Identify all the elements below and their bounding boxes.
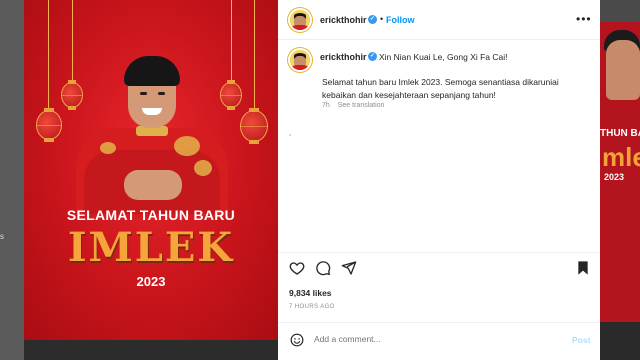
- post-comment-button[interactable]: Post: [572, 335, 590, 345]
- header-username[interactable]: erickthohir: [320, 15, 367, 25]
- background-thumb-title: mlek: [602, 142, 640, 172]
- background-bottom-strip: [24, 340, 278, 360]
- separator-dot: •: [380, 14, 384, 24]
- see-translation-link[interactable]: See translation: [338, 102, 385, 109]
- background-right-strip: THUN BARU mlek 2023: [600, 0, 640, 360]
- caption-avatar[interactable]: [288, 48, 312, 72]
- background-thumb-text: THUN BARU: [600, 128, 640, 139]
- caption-text: Selamat tahun baru Imlek 2023. Semoga se…: [322, 77, 559, 100]
- share-icon[interactable]: [341, 260, 357, 276]
- smiley-icon[interactable]: [290, 333, 304, 347]
- verified-badge-icon: ✓: [368, 15, 377, 24]
- follow-button[interactable]: Follow: [386, 15, 415, 25]
- caption-meta: 7h See translation: [322, 102, 384, 109]
- more-horizontal-icon[interactable]: •••: [576, 12, 592, 26]
- heart-icon[interactable]: [289, 260, 305, 276]
- background-left-strip: s: [0, 0, 24, 360]
- post-time: 7h: [322, 102, 330, 109]
- caption-username[interactable]: erickthohir: [320, 52, 367, 62]
- post-image[interactable]: SELAMAT TAHUN BARU IMLEK 2023: [24, 0, 278, 340]
- greeting-title: IMLEK: [67, 224, 235, 271]
- background-left-text: s: [0, 232, 4, 241]
- greeting-line-1: SELAMAT TAHUN BARU: [66, 207, 236, 223]
- loading-dot: [289, 134, 291, 136]
- posted-time: 7 HOURS AGO: [289, 304, 335, 310]
- greeting-year: 2023: [136, 274, 166, 289]
- likes-count[interactable]: 9,834 likes: [289, 288, 332, 298]
- header-avatar[interactable]: [288, 8, 312, 32]
- verified-badge-icon: ✓: [368, 52, 377, 61]
- caption-title: Xin Nian Kuai Le, Gong Xi Fa Cai!: [379, 52, 508, 62]
- background-thumb-year: 2023: [604, 172, 625, 182]
- comment-icon[interactable]: [315, 260, 331, 276]
- comment-input[interactable]: [314, 334, 554, 344]
- person-illustration: [24, 0, 278, 340]
- bookmark-icon[interactable]: [575, 260, 591, 276]
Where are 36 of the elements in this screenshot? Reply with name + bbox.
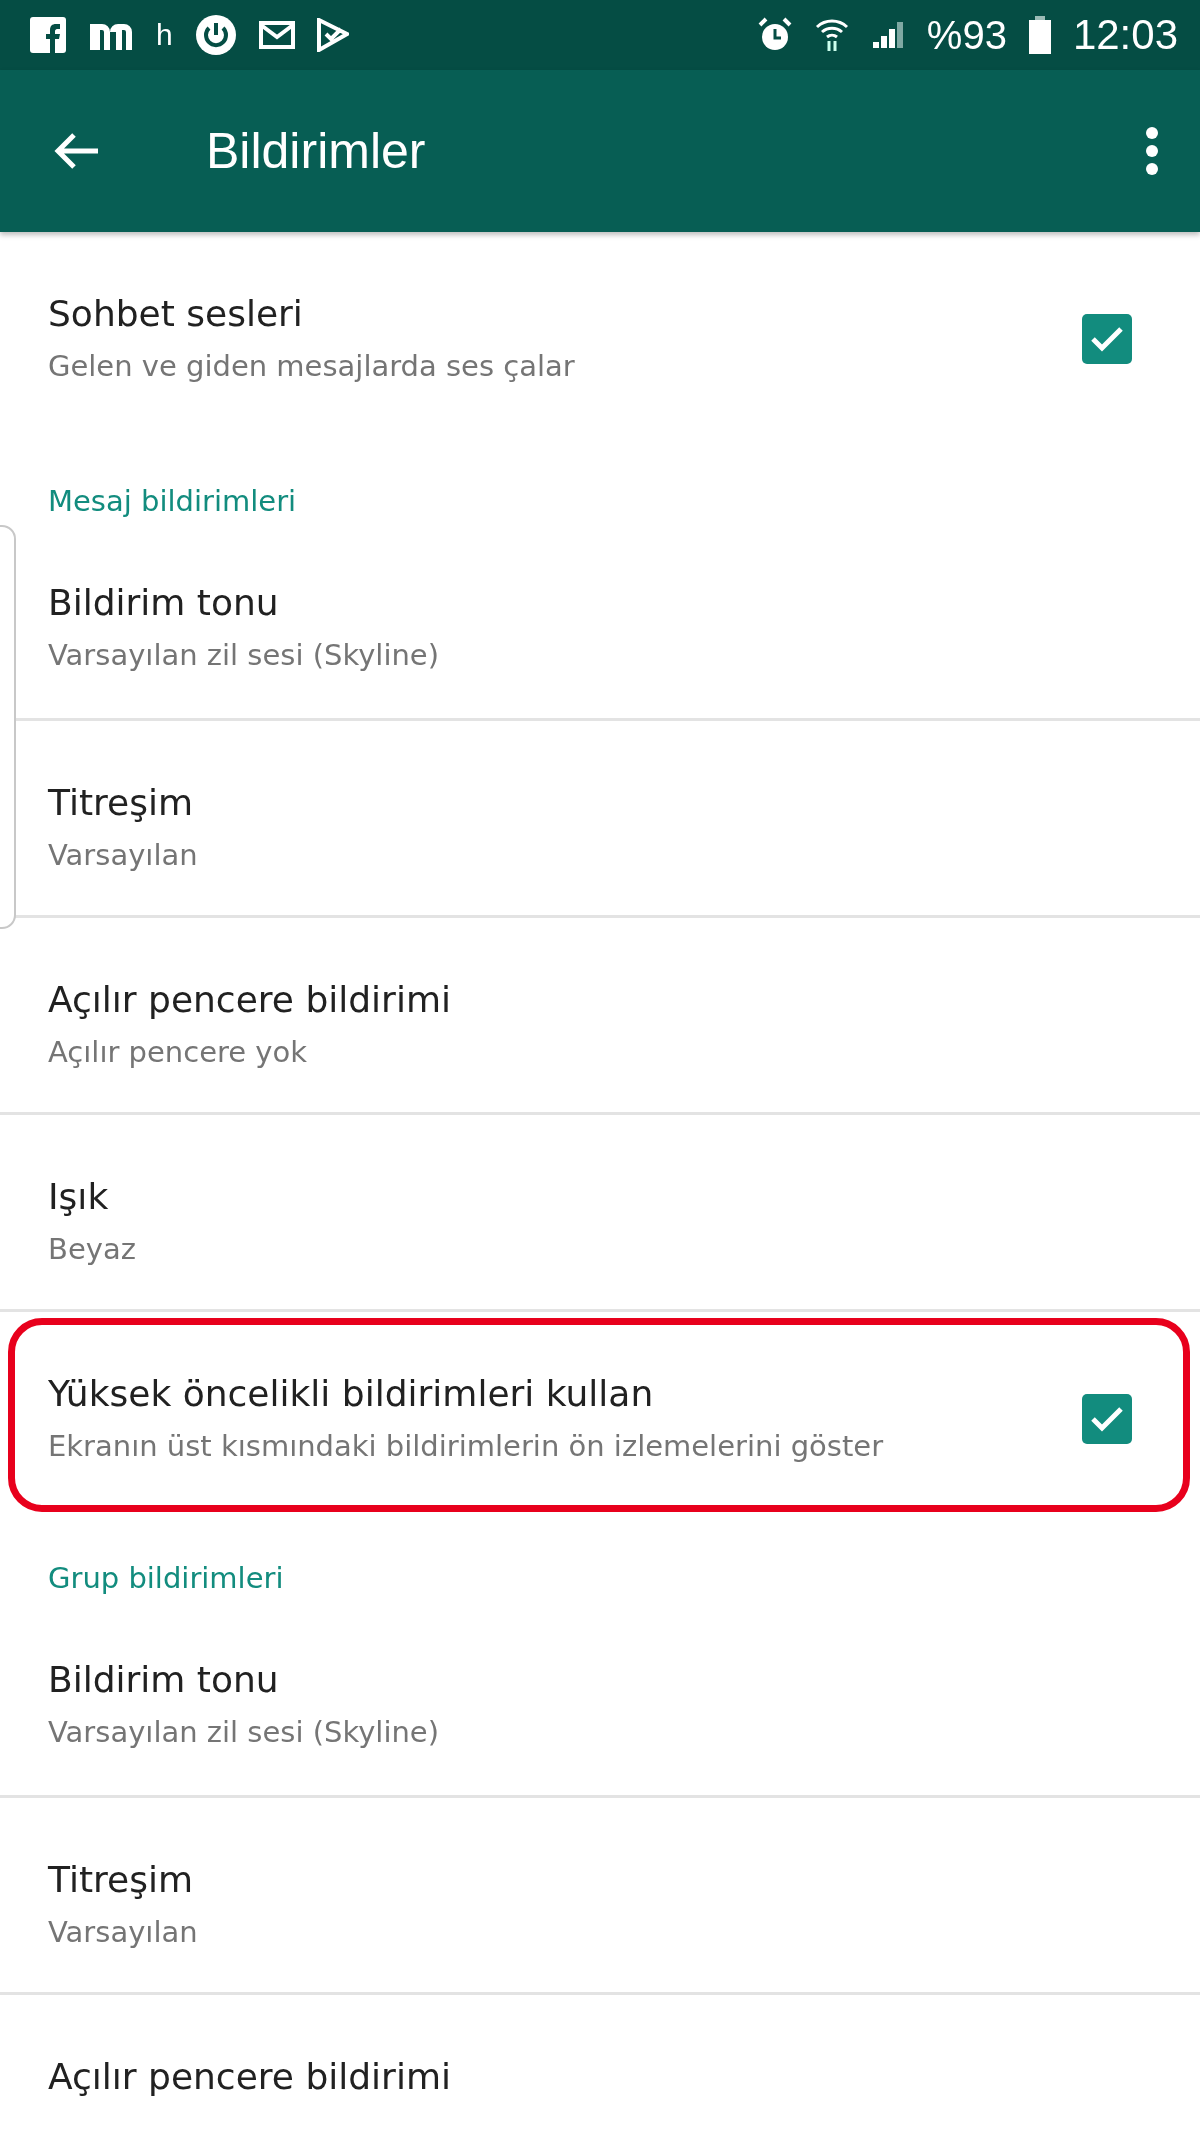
setting-title: Işık — [48, 1175, 109, 1219]
setting-title: Bildirim tonu — [48, 1658, 279, 1702]
battery-percent: %93 — [926, 12, 1007, 58]
setting-title: Sohbet sesleri — [48, 292, 303, 336]
setting-summary: Gelen ve giden mesajlarda ses çalar — [48, 348, 575, 385]
section-header: Mesaj bildirimleri — [47, 483, 298, 520]
section-header: Grup bildirimleri — [47, 1560, 285, 1597]
app-letter: h — [156, 18, 173, 52]
square-logo-icon — [30, 17, 66, 53]
screen-title: Bildirimler — [206, 122, 427, 180]
setting-summary: Varsayılan — [48, 1914, 198, 1951]
setting-title: Titreşim — [48, 781, 193, 825]
clock-time: 12:03 — [1072, 11, 1178, 59]
setting-summary: Varsayılan zil sesi (Skyline) — [48, 637, 439, 674]
wifi-icon — [814, 17, 849, 53]
check-tag-icon — [316, 18, 349, 52]
checkbox[interactable] — [1082, 1394, 1132, 1444]
checkmark-icon — [1090, 326, 1124, 352]
power-icon — [194, 14, 237, 56]
signal-icon — [870, 20, 905, 50]
setting-title: Titreşim — [48, 1858, 193, 1902]
checkbox[interactable] — [1082, 314, 1132, 364]
checkmark-icon — [1090, 1406, 1124, 1432]
setting-summary: Varsayılan zil sesi (Skyline) — [48, 1714, 439, 1751]
setting-summary: Ekranın üst kısmındaki bildirimlerin ön izlemelerini göster — [48, 1428, 884, 1465]
battery-icon — [1028, 16, 1051, 54]
more-options-button[interactable] — [1144, 126, 1160, 176]
mail-icon — [258, 21, 295, 49]
setting-title: Açılır pencere bildirimi — [48, 978, 451, 1022]
setting-title: Açılır pencere bildirimi — [48, 2055, 451, 2099]
setting-title: Bildirim tonu — [48, 581, 279, 625]
setting-title: Yüksek öncelikli bildirimleri kullan — [48, 1372, 654, 1416]
setting-summary: Açılır pencere yok — [48, 1034, 308, 1071]
setting-summary: Varsayılan — [48, 837, 198, 874]
setting-summary: Beyaz — [48, 1231, 136, 1268]
alarm-clock-icon — [756, 17, 793, 53]
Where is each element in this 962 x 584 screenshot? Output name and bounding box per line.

DIRECTIONS FOR THIS TASK: Rewrite the material with every occurrence of "setting-title" changed to "preference-title" and everything else kept the same. Leave the pictures out of your answer.

RESPONSE FOR THIS EXERCISE:
Identify all the elements below and their bounding boxes.
- post-comment-button[interactable]: Post: [572, 335, 590, 345]
- header-username[interactable]: erickthohir: [320, 15, 367, 25]
- background-thumb-title: mlek: [602, 142, 640, 172]
- background-bottom-strip: [24, 340, 278, 360]
- separator-dot: •: [380, 14, 384, 24]
- see-translation-link[interactable]: See translation: [338, 102, 385, 109]
- background-right-strip: THUN BARU mlek 2023: [600, 0, 640, 360]
- caption-avatar[interactable]: [288, 48, 312, 72]
- background-thumb-text: THUN BARU: [600, 128, 640, 139]
- caption-text: Selamat tahun baru Imlek 2023. Semoga se…: [322, 77, 559, 100]
- share-icon[interactable]: [341, 260, 357, 276]
- smiley-icon[interactable]: [290, 333, 304, 347]
- verified-badge-icon: ✓: [368, 15, 377, 24]
- follow-button[interactable]: Follow: [386, 15, 415, 25]
- caption-meta: 7h See translation: [322, 102, 384, 109]
- more-horizontal-icon[interactable]: •••: [576, 12, 592, 26]
- heart-icon[interactable]: [289, 260, 305, 276]
- background-left-strip: s: [0, 0, 24, 360]
- post-time: 7h: [322, 102, 330, 109]
- caption-username[interactable]: erickthohir: [320, 52, 367, 62]
- post-image[interactable]: SELAMAT TAHUN BARU IMLEK 2023: [24, 0, 278, 340]
- greeting-title: IMLEK: [67, 224, 235, 271]
- background-left-text: s: [0, 232, 4, 241]
- greeting-line-1: SELAMAT TAHUN BARU: [66, 207, 236, 223]
- loading-dot: [289, 134, 291, 136]
- posted-time: 7 HOURS AGO: [289, 304, 335, 310]
- greeting-year: 2023: [136, 274, 166, 289]
- likes-count[interactable]: 9,834 likes: [289, 288, 332, 298]
- header-avatar[interactable]: [288, 8, 312, 32]
- verified-badge-icon: ✓: [368, 52, 377, 61]
- caption-title: Xin Nian Kuai Le, Gong Xi Fa Cai!: [379, 52, 508, 62]
- background-thumb-year: 2023: [604, 172, 625, 182]
- comment-icon[interactable]: [315, 260, 331, 276]
- comment-input[interactable]: [314, 334, 554, 344]
- person-illustration: [24, 0, 278, 340]
- bookmark-icon[interactable]: [575, 260, 591, 276]
Where are 36 of the elements in this screenshot? Reply with name + bbox.
preference-title: Işık — [48, 1175, 109, 1219]
preference-title: Bildirim tonu — [48, 1658, 279, 1702]
battery-percent: %93 — [926, 12, 1007, 58]
preference-title: Sohbet sesleri — [48, 292, 303, 336]
setting-summary: Gelen ve giden mesajlarda ses çalar — [48, 348, 575, 385]
section-header: Mesaj bildirimleri — [47, 483, 298, 520]
section-header: Grup bildirimleri — [47, 1560, 285, 1597]
app-letter: h — [156, 18, 173, 52]
square-logo-icon — [30, 17, 66, 53]
screen-title: Bildirimler — [206, 122, 427, 180]
setting-summary: Varsayılan — [48, 1914, 198, 1951]
preference-title: Titreşim — [48, 781, 193, 825]
clock-time: 12:03 — [1072, 11, 1178, 59]
setting-summary: Varsayılan zil sesi (Skyline) — [48, 637, 439, 674]
wifi-icon — [814, 17, 849, 53]
check-tag-icon — [316, 18, 349, 52]
checkbox[interactable] — [1082, 1394, 1132, 1444]
checkmark-icon — [1090, 326, 1124, 352]
power-icon — [194, 14, 237, 56]
signal-icon — [870, 20, 905, 50]
preference-title: Titreşim — [48, 1858, 193, 1902]
checkbox[interactable] — [1082, 314, 1132, 364]
checkmark-icon — [1090, 1406, 1124, 1432]
setting-summary: Varsayılan zil sesi (Skyline) — [48, 1714, 439, 1751]
setting-summary: Ekranın üst kısmındaki bildirimlerin ön izlemelerini göster — [48, 1428, 884, 1465]
battery-icon — [1028, 16, 1051, 54]
more-options-button[interactable] — [1144, 126, 1160, 176]
mail-icon — [258, 21, 295, 49]
preference-title: Açılır pencere bildirimi — [48, 978, 451, 1022]
preference-title: Açılır pencere bildirimi — [48, 2055, 451, 2099]
preference-title: Bildirim tonu — [48, 581, 279, 625]
preference-title: Yüksek öncelikli bildirimleri kullan — [48, 1372, 654, 1416]
setting-summary: Açılır pencere yok — [48, 1034, 308, 1071]
setting-summary: Varsayılan — [48, 837, 198, 874]
setting-summary: Beyaz — [48, 1231, 136, 1268]
alarm-clock-icon — [756, 17, 793, 53]
Where is each element in this 962 x 584 screenshot? Output name and bounding box per line.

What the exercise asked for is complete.